== Exercise instructions ==
Present every line of the listing below as a Markdown table with two columns, Row and Listing line, numbering the rows in order and omitting any blank lines.

.....

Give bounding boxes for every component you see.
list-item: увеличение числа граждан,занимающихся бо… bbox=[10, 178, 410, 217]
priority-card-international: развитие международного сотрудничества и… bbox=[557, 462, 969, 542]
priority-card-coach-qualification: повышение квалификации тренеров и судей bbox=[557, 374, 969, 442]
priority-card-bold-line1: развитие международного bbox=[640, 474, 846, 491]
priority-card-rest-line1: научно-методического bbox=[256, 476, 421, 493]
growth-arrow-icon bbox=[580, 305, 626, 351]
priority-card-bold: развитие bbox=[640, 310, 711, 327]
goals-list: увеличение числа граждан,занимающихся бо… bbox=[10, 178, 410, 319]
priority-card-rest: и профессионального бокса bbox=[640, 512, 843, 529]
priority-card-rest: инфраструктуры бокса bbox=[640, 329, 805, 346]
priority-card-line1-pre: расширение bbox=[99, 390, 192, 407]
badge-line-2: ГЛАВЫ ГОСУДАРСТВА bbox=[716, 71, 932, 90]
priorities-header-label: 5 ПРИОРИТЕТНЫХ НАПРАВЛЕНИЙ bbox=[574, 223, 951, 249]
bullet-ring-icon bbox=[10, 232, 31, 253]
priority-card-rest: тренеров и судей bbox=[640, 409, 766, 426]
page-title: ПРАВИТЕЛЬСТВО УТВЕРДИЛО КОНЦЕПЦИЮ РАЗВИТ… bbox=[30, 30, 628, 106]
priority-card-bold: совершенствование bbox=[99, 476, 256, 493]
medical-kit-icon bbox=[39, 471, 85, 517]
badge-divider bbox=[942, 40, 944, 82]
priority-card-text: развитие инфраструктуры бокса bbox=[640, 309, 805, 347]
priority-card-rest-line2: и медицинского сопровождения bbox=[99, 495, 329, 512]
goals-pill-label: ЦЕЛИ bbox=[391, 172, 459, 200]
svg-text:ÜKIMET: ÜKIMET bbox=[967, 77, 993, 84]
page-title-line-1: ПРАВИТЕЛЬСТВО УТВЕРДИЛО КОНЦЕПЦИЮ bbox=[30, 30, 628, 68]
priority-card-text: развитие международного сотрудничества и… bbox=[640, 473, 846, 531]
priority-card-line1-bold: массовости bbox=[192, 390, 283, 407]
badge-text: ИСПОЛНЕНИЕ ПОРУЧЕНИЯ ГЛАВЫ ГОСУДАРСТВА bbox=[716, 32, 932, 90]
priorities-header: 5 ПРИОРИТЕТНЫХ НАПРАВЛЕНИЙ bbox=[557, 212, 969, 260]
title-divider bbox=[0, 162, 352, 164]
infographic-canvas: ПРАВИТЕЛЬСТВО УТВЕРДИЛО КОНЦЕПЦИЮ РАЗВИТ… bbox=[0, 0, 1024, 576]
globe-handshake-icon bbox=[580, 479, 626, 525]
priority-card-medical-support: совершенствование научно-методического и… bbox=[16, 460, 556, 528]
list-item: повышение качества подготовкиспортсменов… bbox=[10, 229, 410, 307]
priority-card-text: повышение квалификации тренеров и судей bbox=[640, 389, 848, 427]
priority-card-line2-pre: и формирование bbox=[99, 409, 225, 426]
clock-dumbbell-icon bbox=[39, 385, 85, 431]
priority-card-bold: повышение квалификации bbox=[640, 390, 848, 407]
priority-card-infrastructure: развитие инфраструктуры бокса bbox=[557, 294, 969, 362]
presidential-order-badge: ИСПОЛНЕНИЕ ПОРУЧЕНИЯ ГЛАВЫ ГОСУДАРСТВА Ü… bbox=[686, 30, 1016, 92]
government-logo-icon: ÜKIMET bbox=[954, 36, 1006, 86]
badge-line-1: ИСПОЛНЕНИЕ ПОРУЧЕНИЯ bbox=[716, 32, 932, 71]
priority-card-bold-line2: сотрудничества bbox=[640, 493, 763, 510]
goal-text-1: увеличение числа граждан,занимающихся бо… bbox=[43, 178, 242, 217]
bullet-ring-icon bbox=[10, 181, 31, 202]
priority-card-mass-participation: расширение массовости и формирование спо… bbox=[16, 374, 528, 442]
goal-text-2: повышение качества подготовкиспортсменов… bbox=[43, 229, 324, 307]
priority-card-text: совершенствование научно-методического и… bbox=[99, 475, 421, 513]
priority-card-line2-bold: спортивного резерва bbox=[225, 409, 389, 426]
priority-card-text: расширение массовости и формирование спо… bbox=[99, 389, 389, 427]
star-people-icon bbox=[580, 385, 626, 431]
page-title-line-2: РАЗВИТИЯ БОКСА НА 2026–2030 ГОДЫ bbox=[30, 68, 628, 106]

.....

== Written response ==
| Row | Listing line |
|---|---|
| 1 | Give bounding boxes for every component you see. |
| 2 | list-item: увеличение числа граждан,занимающихся бо… bbox=[10, 178, 410, 217] |
| 3 | priority-card-international: развитие международного сотрудничества и… bbox=[557, 462, 969, 542] |
| 4 | priority-card-coach-qualification: повышение квалификации тренеров и судей bbox=[557, 374, 969, 442] |
| 5 | priority-card-bold-line1: развитие международного bbox=[640, 474, 846, 491] |
| 6 | priority-card-rest-line1: научно-методического bbox=[256, 476, 421, 493] |
| 7 | growth-arrow-icon bbox=[580, 305, 626, 351] |
| 8 | priority-card-bold: развитие bbox=[640, 310, 711, 327] |
| 9 | goals-list: увеличение числа граждан,занимающихся бо… bbox=[10, 178, 410, 319] |
| 10 | priority-card-rest: и профессионального бокса bbox=[640, 512, 843, 529] |
| 11 | priority-card-rest: инфраструктуры бокса bbox=[640, 329, 805, 346] |
| 12 | priority-card-line1-pre: расширение bbox=[99, 390, 192, 407] |
| 13 | badge-line-2: ГЛАВЫ ГОСУДАРСТВА bbox=[716, 71, 932, 90] |
| 14 | priorities-header-label: 5 ПРИОРИТЕТНЫХ НАПРАВЛЕНИЙ bbox=[574, 223, 951, 249] |
| 15 | bullet-ring-icon bbox=[10, 232, 31, 253] |
| 16 | priority-card-rest: тренеров и судей bbox=[640, 409, 766, 426] |
| 17 | page-title: ПРАВИТЕЛЬСТВО УТВЕРДИЛО КОНЦЕПЦИЮ РАЗВИТ… bbox=[30, 30, 628, 106] |
| 18 | priority-card-bold: совершенствование bbox=[99, 476, 256, 493] |
| 19 | medical-kit-icon bbox=[39, 471, 85, 517] |
| 20 | badge-divider bbox=[942, 40, 944, 82] |
| 21 | priority-card-text: развитие инфраструктуры бокса bbox=[640, 309, 805, 347] |
| 22 | priority-card-rest-line2: и медицинского сопровождения bbox=[99, 495, 329, 512] |
| 23 | goals-pill-label: ЦЕЛИ bbox=[391, 172, 459, 200] |
| 24 | svg-text:ÜKIMET: ÜKIMET bbox=[967, 77, 993, 84] |
| 25 | page-title-line-1: ПРАВИТЕЛЬСТВО УТВЕРДИЛО КОНЦЕПЦИЮ bbox=[30, 30, 628, 68] |
| 26 | priority-card-text: развитие международного сотрудничества и… bbox=[640, 473, 846, 531] |
| 27 | priority-card-line1-bold: массовости bbox=[192, 390, 283, 407] |
| 28 | badge-text: ИСПОЛНЕНИЕ ПОРУЧЕНИЯ ГЛАВЫ ГОСУДАРСТВА bbox=[716, 32, 932, 90] |
| 29 | priorities-header: 5 ПРИОРИТЕТНЫХ НАПРАВЛЕНИЙ bbox=[557, 212, 969, 260] |
| 30 | title-divider bbox=[0, 162, 352, 164] |
| 31 | infographic-canvas: ПРАВИТЕЛЬСТВО УТВЕРДИЛО КОНЦЕПЦИЮ РАЗВИТ… bbox=[0, 0, 1024, 576] |
| 32 | globe-handshake-icon bbox=[580, 479, 626, 525] |
| 33 | priority-card-medical-support: совершенствование научно-методического и… bbox=[16, 460, 556, 528] |
| 34 | list-item: повышение качества подготовкиспортсменов… bbox=[10, 229, 410, 307] |
| 35 | priority-card-text: повышение квалификации тренеров и судей bbox=[640, 389, 848, 427] |
| 36 | priority-card-line2-pre: и формирование bbox=[99, 409, 225, 426] |
| 37 | clock-dumbbell-icon bbox=[39, 385, 85, 431] |
| 38 | priority-card-bold: повышение квалификации bbox=[640, 390, 848, 407] |
| 39 | priority-card-infrastructure: развитие инфраструктуры бокса bbox=[557, 294, 969, 362] |
| 40 | presidential-order-badge: ИСПОЛНЕНИЕ ПОРУЧЕНИЯ ГЛАВЫ ГОСУДАРСТВА Ü… bbox=[686, 30, 1016, 92] |
| 41 | government-logo-icon: ÜKIMET bbox=[954, 36, 1006, 86] |
| 42 | badge-line-1: ИСПОЛНЕНИЕ ПОРУЧЕНИЯ bbox=[716, 32, 932, 71] |
| 43 | priority-card-bold-line2: сотрудничества bbox=[640, 493, 763, 510] |
| 44 | goal-text-1: увеличение числа граждан,занимающихся бо… bbox=[43, 178, 242, 217] |
| 45 | bullet-ring-icon bbox=[10, 181, 31, 202] |
| 46 | priority-card-mass-participation: расширение массовости и формирование спо… bbox=[16, 374, 528, 442] |
| 47 | goal-text-2: повышение качества подготовкиспортсменов… bbox=[43, 229, 324, 307] |
| 48 | priority-card-text: совершенствование научно-методического и… bbox=[99, 475, 421, 513] |
| 49 | priority-card-line2-bold: спортивного резерва bbox=[225, 409, 389, 426] |
| 50 | priority-card-text: расширение массовости и формирование спо… bbox=[99, 389, 389, 427] |
| 51 | star-people-icon bbox=[580, 385, 626, 431] |
| 52 | page-title-line-2: РАЗВИТИЯ БОКСА НА 2026–2030 ГОДЫ bbox=[30, 68, 628, 106] |